Stored dataset items:
--- Begin ---

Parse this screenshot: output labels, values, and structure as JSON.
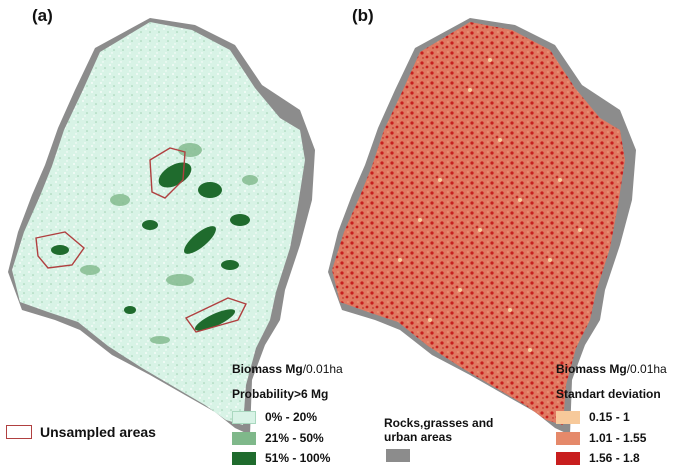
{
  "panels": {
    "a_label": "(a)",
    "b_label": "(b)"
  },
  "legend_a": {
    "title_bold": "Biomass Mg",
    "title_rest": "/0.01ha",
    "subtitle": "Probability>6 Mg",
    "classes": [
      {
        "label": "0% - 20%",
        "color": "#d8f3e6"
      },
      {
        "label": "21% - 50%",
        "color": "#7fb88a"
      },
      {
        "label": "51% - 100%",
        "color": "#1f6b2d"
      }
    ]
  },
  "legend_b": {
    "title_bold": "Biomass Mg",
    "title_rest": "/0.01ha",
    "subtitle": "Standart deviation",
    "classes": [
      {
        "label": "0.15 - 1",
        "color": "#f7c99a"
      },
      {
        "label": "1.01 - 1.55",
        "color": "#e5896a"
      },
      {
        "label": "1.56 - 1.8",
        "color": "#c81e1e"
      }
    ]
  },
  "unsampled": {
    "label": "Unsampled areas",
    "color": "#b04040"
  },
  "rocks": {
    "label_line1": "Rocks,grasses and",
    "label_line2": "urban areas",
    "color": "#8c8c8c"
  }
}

--- End ---

> [TASK BRIEF]:
Transcribe every record above exactly, leaving out the pictures.

> [THE SOLUTION]:
Parse this screenshot: output labels, values, and structure as JSON.
{
  "panels": {
    "a_label": "(a)",
    "b_label": "(b)"
  },
  "legend_a": {
    "title_bold": "Biomass Mg",
    "title_rest": "/0.01ha",
    "subtitle": "Probability>6 Mg",
    "classes": [
      {
        "label": "0% - 20%",
        "color": "#d8f3e6"
      },
      {
        "label": "21% - 50%",
        "color": "#7fb88a"
      },
      {
        "label": "51% - 100%",
        "color": "#1f6b2d"
      }
    ]
  },
  "legend_b": {
    "title_bold": "Biomass Mg",
    "title_rest": "/0.01ha",
    "subtitle": "Standart deviation",
    "classes": [
      {
        "label": "0.15 - 1",
        "color": "#f7c99a"
      },
      {
        "label": "1.01 - 1.55",
        "color": "#e5896a"
      },
      {
        "label": "1.56 - 1.8",
        "color": "#c81e1e"
      }
    ]
  },
  "unsampled": {
    "label": "Unsampled areas",
    "color": "#b04040"
  },
  "rocks": {
    "label_line1": "Rocks,grasses and",
    "label_line2": "urban areas",
    "color": "#8c8c8c"
  }
}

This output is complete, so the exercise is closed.